> [Exercise task]
Copy out all the entries word for word.

> [Supplied records]
** Begin **
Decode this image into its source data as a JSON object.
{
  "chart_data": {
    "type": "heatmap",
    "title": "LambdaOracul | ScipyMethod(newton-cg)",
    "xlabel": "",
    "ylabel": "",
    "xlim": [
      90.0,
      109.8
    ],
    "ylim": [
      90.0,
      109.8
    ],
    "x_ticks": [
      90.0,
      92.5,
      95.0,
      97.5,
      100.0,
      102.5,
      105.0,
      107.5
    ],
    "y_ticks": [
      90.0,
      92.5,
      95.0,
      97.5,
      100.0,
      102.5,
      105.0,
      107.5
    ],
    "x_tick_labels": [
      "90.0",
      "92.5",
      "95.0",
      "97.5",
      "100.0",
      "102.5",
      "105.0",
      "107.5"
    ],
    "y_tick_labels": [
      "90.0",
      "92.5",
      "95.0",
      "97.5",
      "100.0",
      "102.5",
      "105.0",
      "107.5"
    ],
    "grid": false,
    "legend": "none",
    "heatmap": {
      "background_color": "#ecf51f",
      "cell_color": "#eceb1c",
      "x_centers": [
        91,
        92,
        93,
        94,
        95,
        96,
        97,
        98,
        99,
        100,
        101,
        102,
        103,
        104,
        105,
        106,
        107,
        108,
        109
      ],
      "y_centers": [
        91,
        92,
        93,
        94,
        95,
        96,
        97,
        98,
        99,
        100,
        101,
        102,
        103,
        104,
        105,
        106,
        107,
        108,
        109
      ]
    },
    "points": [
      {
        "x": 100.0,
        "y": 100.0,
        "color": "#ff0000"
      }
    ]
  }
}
** End **
> [Solved problem]
Decode this image into its source data as a JSON object.
{
  "chart_data": {
    "type": "heatmap",
    "title": "LambdaOracul | ScipyMethod(newton-cg)",
    "xlabel": "",
    "ylabel": "",
    "xlim": [
      90.0,
      109.8
    ],
    "ylim": [
      90.0,
      109.8
    ],
    "x_ticks": [
      90.0,
      92.5,
      95.0,
      97.5,
      100.0,
      102.5,
      105.0,
      107.5
    ],
    "y_ticks": [
      90.0,
      92.5,
      95.0,
      97.5,
      100.0,
      102.5,
      105.0,
      107.5
    ],
    "x_tick_labels": [
      "90.0",
      "92.5",
      "95.0",
      "97.5",
      "100.0",
      "102.5",
      "105.0",
      "107.5"
    ],
    "y_tick_labels": [
      "90.0",
      "92.5",
      "95.0",
      "97.5",
      "100.0",
      "102.5",
      "105.0",
      "107.5"
    ],
    "grid": false,
    "legend": "none",
    "heatmap": {
      "background_color": "#ecf51f",
      "cell_color": "#eceb1c",
      "x_centers": [
        91,
        92,
        93,
        94,
        95,
        96,
        97,
        98,
        99,
        100,
        101,
        102,
        103,
        104,
        105,
        106,
        107,
        108,
        109
      ],
      "y_centers": [
        91,
        92,
        93,
        94,
        95,
        96,
        97,
        98,
        99,
        100,
        101,
        102,
        103,
        104,
        105,
        106,
        107,
        108,
        109
      ]
    },
    "points": [
      {
        "x": 100.0,
        "y": 100.0,
        "color": "#ff0000"
      }
    ]
  }
}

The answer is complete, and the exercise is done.